---------- KUTIPAN ----------
Namun, penting untuk diingat bahwa secara sosiologis, konsep penyimpangan adalah hasil dari konstruksi sosial. Ini berarti bahwa apa yang dianggap sebagai perilaku penyimpangan adalah hasil dari kesepakatan bersama dalam masyarakat. Jika masyarakat sepakat bahwa membuang sampah sembarangan adalah perilaku yang normal, bahkan tanpa adanya aturan tertulis yang melarangnya, maka itulah yang dianggap sebagai norma. Penyimpangan adalah konsep yang relatif dan dapat berubah seiring berjalannya waktu, serta berbeda-beda di berbagai masyarakat dengan standar perilaku menyimpang yang berbeda pula.
Penyimpangan dari Sudut Pandang Sosiologi
Dalam mengkaji fenomena sosial, sosiologi memiliki tiga pendekatan utama yaitu struktural fungsional, konflik, dan interaksionisme simbolik. Pendekatan-pendekatan inilah yang turut digunakan dalam melihat fenomena penyimpangan.
Pendekatan Struktural Fungsional
Pendekatan struktural fungsional melihat penyimpangan sebagai fenomena yang memiliki fungsi. Bagi pendekatan ini, penyimpangan merupakan hal yang diperlukan oleh masyarakat. Karena melalui penyimpangan, masyarakat dapat menentukan batasan-batasan moralnya.
----------
Lanjutkan kutipan tentang penyimpangan dalam kajian sosiologi, dimulai setelah kalimat terakhirnya. Baris-baris data tidak digunakan sama sekali dalam pengerjaan ini.
---------- DATA YANG DIBERIKAN ----------
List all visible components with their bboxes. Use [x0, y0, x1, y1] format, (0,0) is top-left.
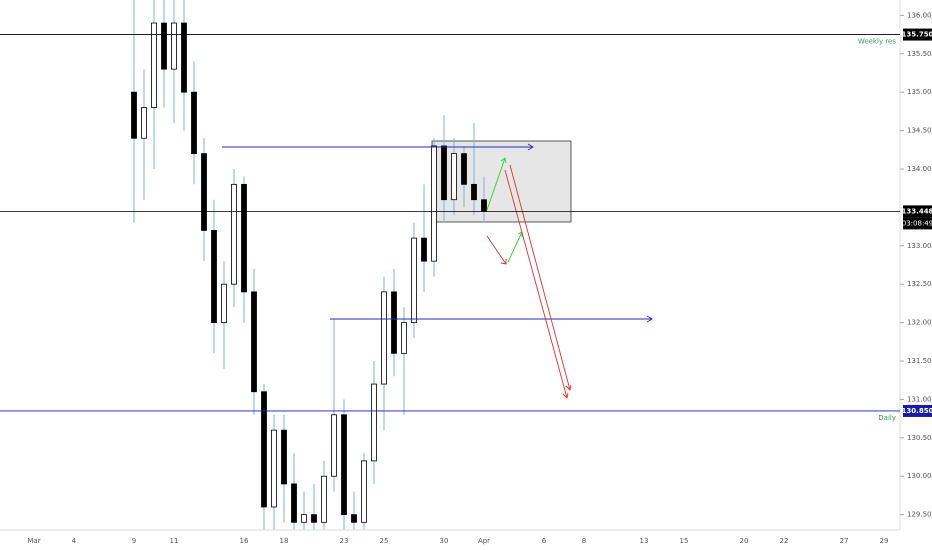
candle-body: [241, 183, 247, 293]
candle-body: [451, 153, 457, 201]
arrow: [504, 169, 569, 399]
price-label: 133.448: [902, 207, 932, 215]
x-tick-label: 27: [840, 537, 849, 545]
level-text: Daily: [878, 414, 896, 422]
x-tick-label: 6: [542, 537, 547, 545]
candle-body: [281, 429, 287, 485]
candle-body: [341, 414, 347, 516]
x-tick-label: 13: [640, 537, 649, 545]
price-label-box: [903, 28, 932, 41]
x-tick-label: Apr: [478, 537, 490, 545]
y-tick-label: 131.500: [907, 357, 932, 365]
candle-body: [331, 414, 337, 477]
y-tick-label: 131.000: [907, 395, 932, 403]
candle-body: [481, 199, 487, 212]
x-tick-label: 18: [280, 537, 289, 545]
candle-body: [371, 383, 377, 462]
candle-body: [461, 153, 467, 185]
candle-body: [301, 514, 307, 523]
x-tick-label: 15: [680, 537, 689, 545]
candle-body: [201, 153, 207, 231]
x-tick-label: 23: [340, 537, 349, 545]
candle-body: [261, 391, 267, 508]
price-label: 135.750: [902, 31, 932, 39]
y-tick-label: 132.000: [907, 319, 932, 327]
arrow-head: [646, 315, 653, 323]
y-tick-label: 130.500: [907, 434, 932, 442]
candle-body: [141, 107, 147, 139]
x-tick-label: 4: [72, 537, 77, 545]
price-label-box: [903, 205, 932, 218]
arrow: [486, 157, 507, 211]
candle-body: [361, 460, 367, 523]
x-tick-label: 8: [582, 537, 586, 545]
x-tick-label: 20: [740, 537, 749, 545]
candle-body: [441, 145, 447, 201]
candle-body: [251, 291, 257, 393]
price-label: 130.850: [902, 407, 932, 415]
candle-body: [221, 283, 227, 324]
candle-body: [171, 22, 177, 70]
countdown-box: [903, 217, 932, 230]
candles: [131, 0, 487, 530]
countdown: 03:08:49: [902, 219, 932, 227]
candle-body: [351, 514, 357, 523]
arrow-head: [527, 143, 534, 151]
candle-body: [231, 183, 237, 285]
price-label-box: [903, 404, 932, 417]
y-tick-label: 133.000: [907, 242, 932, 250]
y-tick-label: 134.000: [907, 165, 932, 173]
level-text: Weekly res: [858, 38, 897, 46]
candle-body: [471, 183, 477, 201]
candle-body: [291, 483, 297, 523]
y-tick-label: 130.000: [907, 472, 932, 480]
x-tick-label: 22: [780, 537, 789, 545]
x-tick-label: 29: [880, 537, 889, 545]
y-tick-label: 136.000: [907, 11, 932, 19]
candle-body: [131, 91, 137, 139]
candle-body: [411, 237, 417, 324]
x-tick-label: 25: [380, 537, 389, 545]
x-tick-label: Mar: [27, 537, 40, 545]
arrow: [509, 164, 572, 391]
x-tick-label: 16: [240, 537, 249, 545]
y-tick-label: 135.500: [907, 50, 932, 58]
candle-body: [211, 230, 217, 324]
candle-body: [431, 145, 437, 262]
arrow: [486, 235, 507, 265]
y-tick-label: 132.500: [907, 280, 932, 288]
candle-body: [271, 429, 277, 508]
x-tick-label: 30: [440, 537, 449, 545]
candle-body: [191, 91, 197, 155]
y-tick-label: 135.000: [907, 88, 932, 96]
candle-body: [381, 291, 387, 385]
y-tick-label: 134.500: [907, 127, 932, 135]
candle-body: [321, 475, 327, 523]
candle-body: [161, 22, 167, 70]
candle-body: [181, 22, 187, 93]
candle-body: [151, 22, 157, 108]
candle-body: [421, 237, 427, 262]
candle-body: [311, 514, 317, 523]
x-tick-label: 9: [132, 537, 136, 545]
drawings: [222, 143, 653, 399]
x-tick-label: 11: [170, 537, 179, 545]
y-tick-label: 129.500: [907, 511, 932, 519]
candle-body: [401, 322, 407, 354]
candle-body: [391, 291, 397, 354]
----------
[JAWABAN LATIHAN]
Sebagai contoh, lewat prostitusi, masyarakat belajar mengenai batasan nilai-nilai kesusilaan. Selain itu, prostitusi juga berfungsi sebagai low-skilled job yang dapat diakses oleh masyarakat kelas bawah, serta memberikan alternatif bagi pembeli jasa yang ingin berhubungan seks, namun tidak ingin terlibat dalam hubungan yang bersifat emosional.
Pendekatan Konflik
Pendekatan kedua, konflik, melihat penyimpangan sebagai produk dari kesenjangan sosial. Pendekatan konflik melihat bahwa nilai dan norma yang berlaku di masyarakat mencerminkan kepentingan pihak yang berkuasa. Orang-orang yang kita anggap menyimpang seperti berandalan, pencuri, serta pelacur misalnya, sebenarnya bukanlah orang yang jahat.
Mereka adalah orang-orang yang tidak berdaya, atau dengan kata lain, tidak memiliki modal. Pendekatan konflik juga melihat bahwa orang-orang yang dianggap menyimpang umumnya adalah orang-orang yang mengganggu jalannya kapitalisme. Kepemilikan pribadi merupakan konsep utama dalam kapitalisme.
Oleh karena itu, mencuri dianggap sebagai bentuk penyimpangan, karena menyalahi prinsip kepemilikan pribadi. Contoh lainnya adalah produktivitas buruh berperan penting dalam keberlangsungan kapitalisme, sehingga orang-orang yang tidak berkerja (pengangguran) dianggap menyimpang karena tidak bermanfaat bagi kapitalisme.
Pendekatan Interaksionisme Simbolik
Pendekatan ketiga, interaksionisme simbolik, melihat penyimpangan dari level mikro. Artinya, alih-alih berusaha menjelaskan apa itu penyimpangan secara umum, pendekatan interaksionisme simbolik justru fokus pada bagaimana penyimpangan dikonstruksikan lewat interaksi antar individu.
Sumbangan terbesar pendekatan interaksionisme simbolik adalah teori labeling, atau pandangan bahwa penyimpangan dan konformitas tidak dilihat dari apa yang dilakukan oleh seorang individu, melainkan dari reaksi masyarakat terhadap perilaku individu tersebut.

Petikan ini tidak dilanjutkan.